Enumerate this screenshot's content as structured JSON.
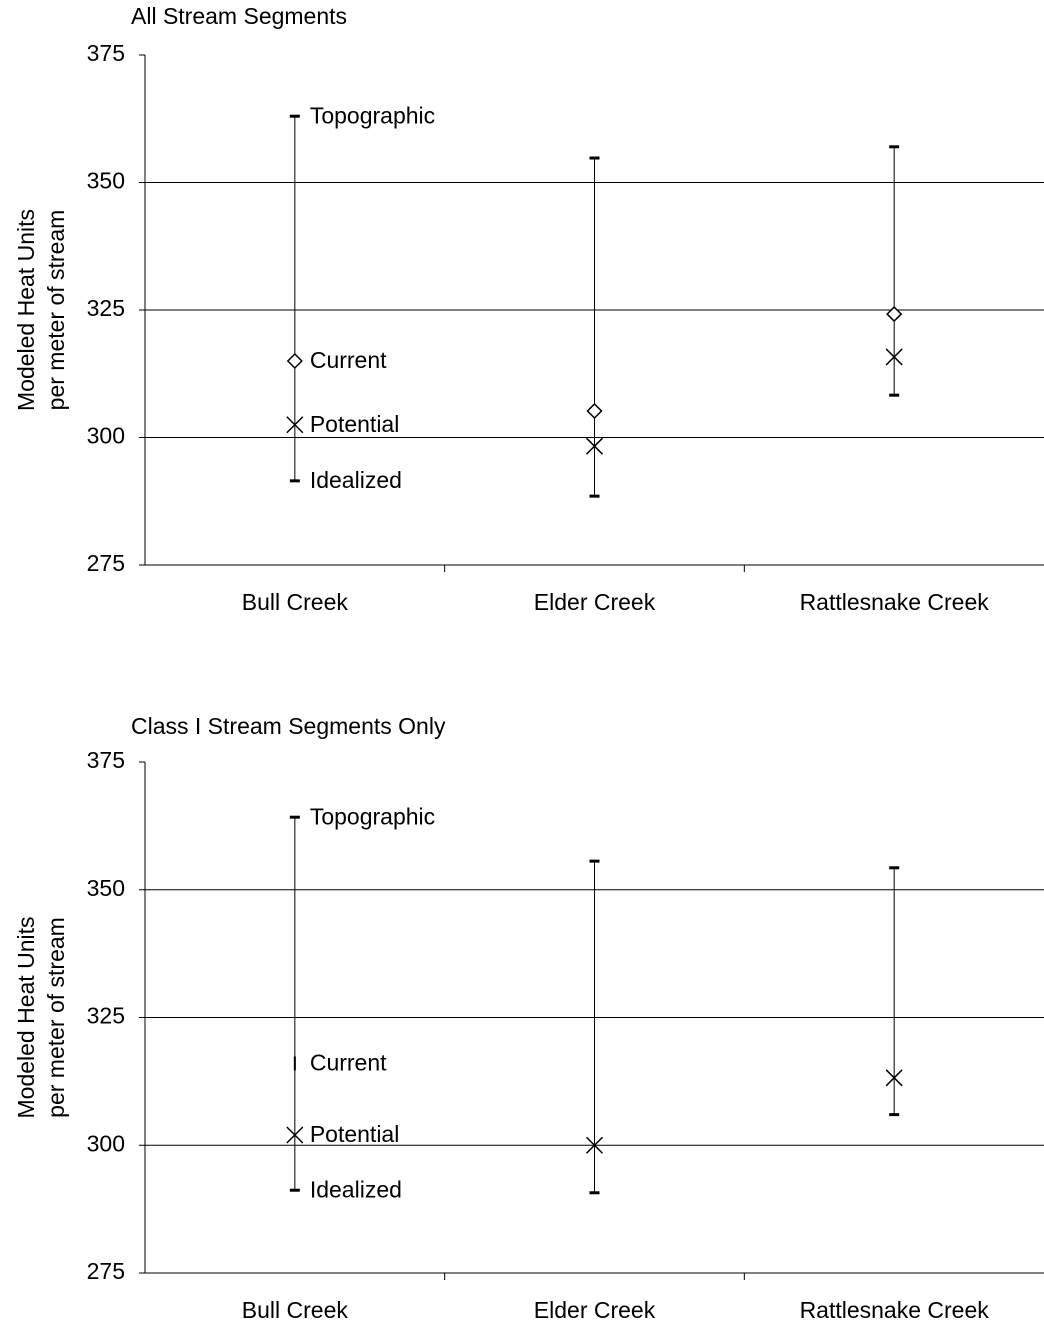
{
  "chart_data": [
    {
      "type": "range",
      "title": "All Stream Segments",
      "ylabel": [
        "Modeled Heat Units",
        "per meter of stream"
      ],
      "categories": [
        "Bull Creek",
        "Elder Creek",
        "Rattlesnake Creek"
      ],
      "series": [
        {
          "name": "Topographic",
          "color": "#000000",
          "marker": "cap",
          "values": [
            363,
            354.8,
            357
          ]
        },
        {
          "name": "Current",
          "color": "#000000",
          "marker": "diamond",
          "values": [
            315,
            305.2,
            324.2
          ]
        },
        {
          "name": "Potential",
          "color": "#000000",
          "marker": "x",
          "values": [
            302.5,
            298.3,
            315.8
          ]
        },
        {
          "name": "Idealized",
          "color": "#000000",
          "marker": "cap",
          "values": [
            291.5,
            288.5,
            308.3
          ]
        }
      ],
      "ylim": [
        275,
        375
      ],
      "yticks": [
        275,
        300,
        325,
        350,
        375
      ],
      "grid": true
    },
    {
      "type": "range",
      "title": "Class I Stream Segments Only",
      "ylabel": [
        "Modeled Heat Units",
        "per meter of stream"
      ],
      "categories": [
        "Bull Creek",
        "Elder Creek",
        "Rattlesnake Creek"
      ],
      "series": [
        {
          "name": "Topographic",
          "color": "#000000",
          "marker": "cap",
          "values": [
            364.2,
            355.6,
            354.3
          ]
        },
        {
          "name": "Current",
          "color": "#000000",
          "marker": "dash",
          "values": [
            316,
            null,
            null
          ]
        },
        {
          "name": "Potential",
          "color": "#000000",
          "marker": "x",
          "values": [
            302,
            300,
            313.2
          ]
        },
        {
          "name": "Idealized",
          "color": "#000000",
          "marker": "cap",
          "values": [
            291.2,
            290.7,
            306
          ]
        }
      ],
      "ylim": [
        275,
        375
      ],
      "yticks": [
        275,
        300,
        325,
        350,
        375
      ],
      "grid": true
    }
  ]
}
________
Without the pictures, output the full listing exactly as it stands.

## Output:
Enumerate this screenshot's content as structured JSON.
{
  "chart_data": [
    {
      "type": "range",
      "title": "All Stream Segments",
      "ylabel": [
        "Modeled Heat Units",
        "per meter of stream"
      ],
      "categories": [
        "Bull Creek",
        "Elder Creek",
        "Rattlesnake Creek"
      ],
      "series": [
        {
          "name": "Topographic",
          "color": "#000000",
          "marker": "cap",
          "values": [
            363,
            354.8,
            357
          ]
        },
        {
          "name": "Current",
          "color": "#000000",
          "marker": "diamond",
          "values": [
            315,
            305.2,
            324.2
          ]
        },
        {
          "name": "Potential",
          "color": "#000000",
          "marker": "x",
          "values": [
            302.5,
            298.3,
            315.8
          ]
        },
        {
          "name": "Idealized",
          "color": "#000000",
          "marker": "cap",
          "values": [
            291.5,
            288.5,
            308.3
          ]
        }
      ],
      "ylim": [
        275,
        375
      ],
      "yticks": [
        275,
        300,
        325,
        350,
        375
      ],
      "grid": true
    },
    {
      "type": "range",
      "title": "Class I Stream Segments Only",
      "ylabel": [
        "Modeled Heat Units",
        "per meter of stream"
      ],
      "categories": [
        "Bull Creek",
        "Elder Creek",
        "Rattlesnake Creek"
      ],
      "series": [
        {
          "name": "Topographic",
          "color": "#000000",
          "marker": "cap",
          "values": [
            364.2,
            355.6,
            354.3
          ]
        },
        {
          "name": "Current",
          "color": "#000000",
          "marker": "dash",
          "values": [
            316,
            null,
            null
          ]
        },
        {
          "name": "Potential",
          "color": "#000000",
          "marker": "x",
          "values": [
            302,
            300,
            313.2
          ]
        },
        {
          "name": "Idealized",
          "color": "#000000",
          "marker": "cap",
          "values": [
            291.2,
            290.7,
            306
          ]
        }
      ],
      "ylim": [
        275,
        375
      ],
      "yticks": [
        275,
        300,
        325,
        350,
        375
      ],
      "grid": true
    }
  ]
}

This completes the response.